## Instructions to follow
Report the count of lines containing the word "CARDS" in the entries below, and nothing more.

___ Information supplied

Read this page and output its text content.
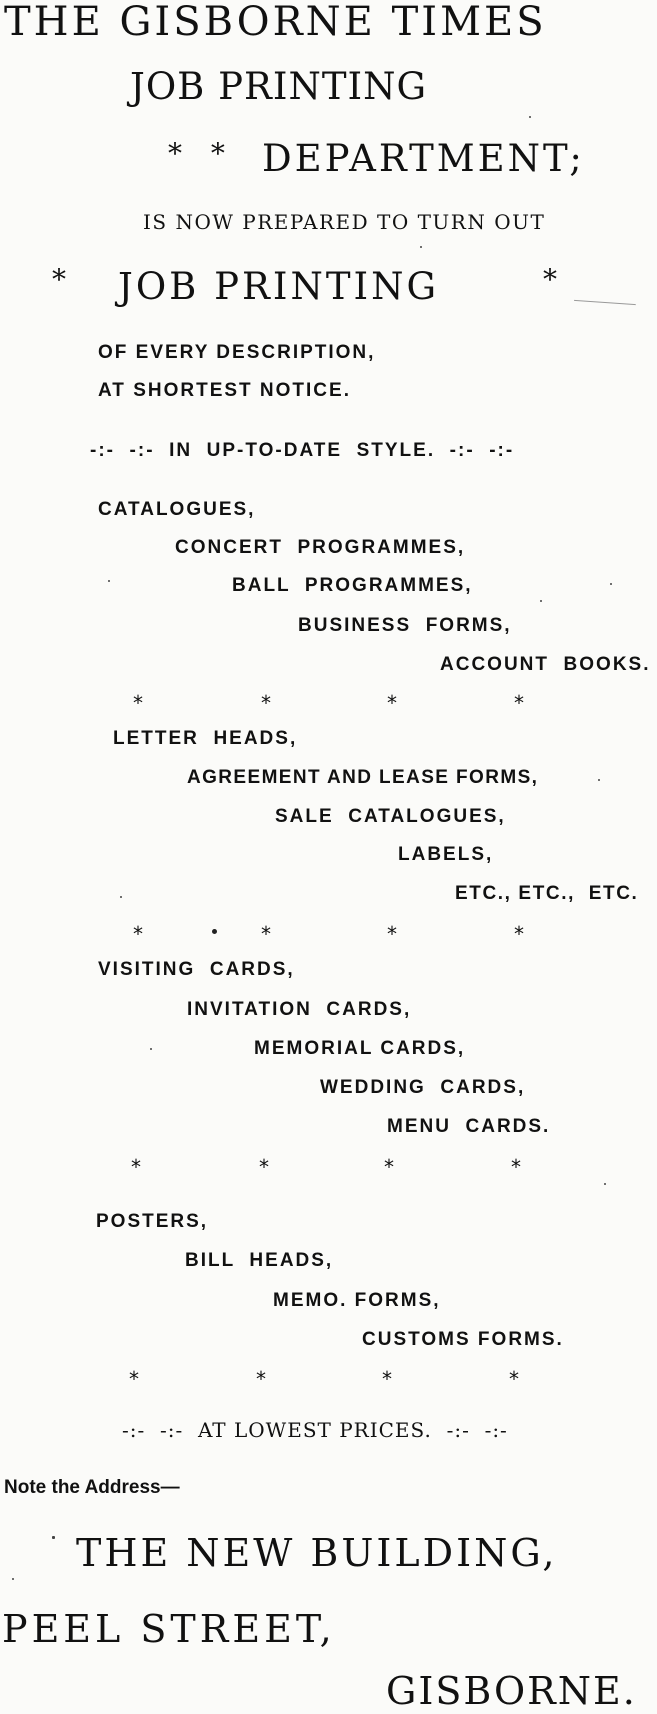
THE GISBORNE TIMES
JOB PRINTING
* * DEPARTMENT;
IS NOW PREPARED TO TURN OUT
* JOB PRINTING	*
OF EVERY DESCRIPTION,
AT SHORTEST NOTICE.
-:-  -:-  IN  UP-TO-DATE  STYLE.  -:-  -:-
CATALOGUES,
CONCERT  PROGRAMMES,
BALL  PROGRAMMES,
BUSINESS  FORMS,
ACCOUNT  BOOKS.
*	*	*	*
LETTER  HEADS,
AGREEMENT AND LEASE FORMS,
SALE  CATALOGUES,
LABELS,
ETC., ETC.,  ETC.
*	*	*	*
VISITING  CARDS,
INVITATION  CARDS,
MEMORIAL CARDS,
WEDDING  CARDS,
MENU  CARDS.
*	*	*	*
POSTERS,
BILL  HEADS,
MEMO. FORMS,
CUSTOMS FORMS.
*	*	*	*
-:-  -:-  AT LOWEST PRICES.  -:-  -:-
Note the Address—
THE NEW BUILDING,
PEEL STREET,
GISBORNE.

______
___ Information supplied

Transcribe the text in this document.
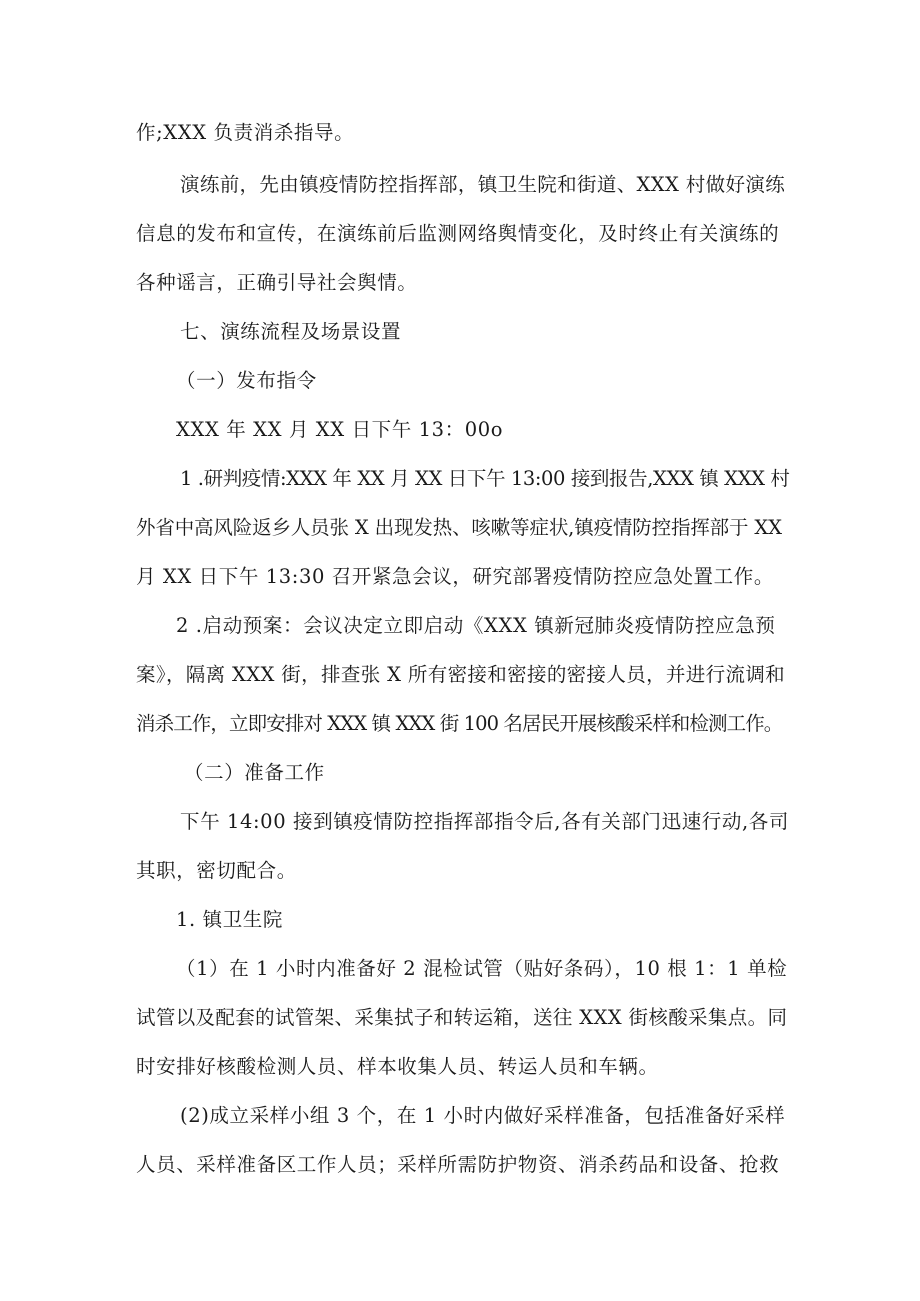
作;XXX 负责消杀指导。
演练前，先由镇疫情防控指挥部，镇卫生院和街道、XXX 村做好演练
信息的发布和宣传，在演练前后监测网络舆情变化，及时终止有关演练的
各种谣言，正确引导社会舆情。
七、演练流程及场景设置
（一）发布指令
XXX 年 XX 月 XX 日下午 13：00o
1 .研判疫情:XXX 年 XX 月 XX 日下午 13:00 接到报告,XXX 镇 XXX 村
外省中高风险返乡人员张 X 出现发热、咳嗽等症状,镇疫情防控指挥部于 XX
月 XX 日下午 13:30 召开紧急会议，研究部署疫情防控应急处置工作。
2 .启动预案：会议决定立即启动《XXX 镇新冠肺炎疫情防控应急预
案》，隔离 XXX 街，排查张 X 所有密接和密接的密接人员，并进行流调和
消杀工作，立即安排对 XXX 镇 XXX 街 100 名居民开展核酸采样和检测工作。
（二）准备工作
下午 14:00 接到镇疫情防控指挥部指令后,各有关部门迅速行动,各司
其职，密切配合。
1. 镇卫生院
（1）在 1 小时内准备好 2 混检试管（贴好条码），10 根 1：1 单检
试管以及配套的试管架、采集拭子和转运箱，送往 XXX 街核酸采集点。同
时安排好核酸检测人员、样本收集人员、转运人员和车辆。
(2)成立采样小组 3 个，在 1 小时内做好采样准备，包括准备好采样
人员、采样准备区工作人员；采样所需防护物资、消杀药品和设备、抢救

______
___ Information supplied

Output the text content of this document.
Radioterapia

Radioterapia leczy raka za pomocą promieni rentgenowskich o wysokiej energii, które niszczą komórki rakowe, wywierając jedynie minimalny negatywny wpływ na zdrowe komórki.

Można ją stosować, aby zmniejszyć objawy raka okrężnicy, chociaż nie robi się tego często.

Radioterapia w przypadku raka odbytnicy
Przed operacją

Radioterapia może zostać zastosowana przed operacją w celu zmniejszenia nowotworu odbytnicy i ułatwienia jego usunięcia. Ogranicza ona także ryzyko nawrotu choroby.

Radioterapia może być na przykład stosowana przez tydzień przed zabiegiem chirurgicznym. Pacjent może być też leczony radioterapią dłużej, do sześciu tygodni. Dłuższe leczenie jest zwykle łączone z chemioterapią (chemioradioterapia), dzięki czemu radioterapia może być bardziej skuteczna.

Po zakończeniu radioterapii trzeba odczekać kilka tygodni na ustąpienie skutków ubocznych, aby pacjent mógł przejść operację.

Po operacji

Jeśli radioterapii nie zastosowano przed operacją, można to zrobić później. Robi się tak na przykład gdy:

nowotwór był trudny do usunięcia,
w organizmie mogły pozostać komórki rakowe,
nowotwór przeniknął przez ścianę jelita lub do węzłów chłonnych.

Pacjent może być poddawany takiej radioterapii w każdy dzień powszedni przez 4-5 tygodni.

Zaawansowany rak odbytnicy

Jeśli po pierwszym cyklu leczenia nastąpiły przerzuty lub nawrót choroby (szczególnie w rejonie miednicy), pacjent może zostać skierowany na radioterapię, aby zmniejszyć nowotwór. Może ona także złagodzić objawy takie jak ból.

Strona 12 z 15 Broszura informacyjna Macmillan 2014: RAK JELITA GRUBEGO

______

## The output
5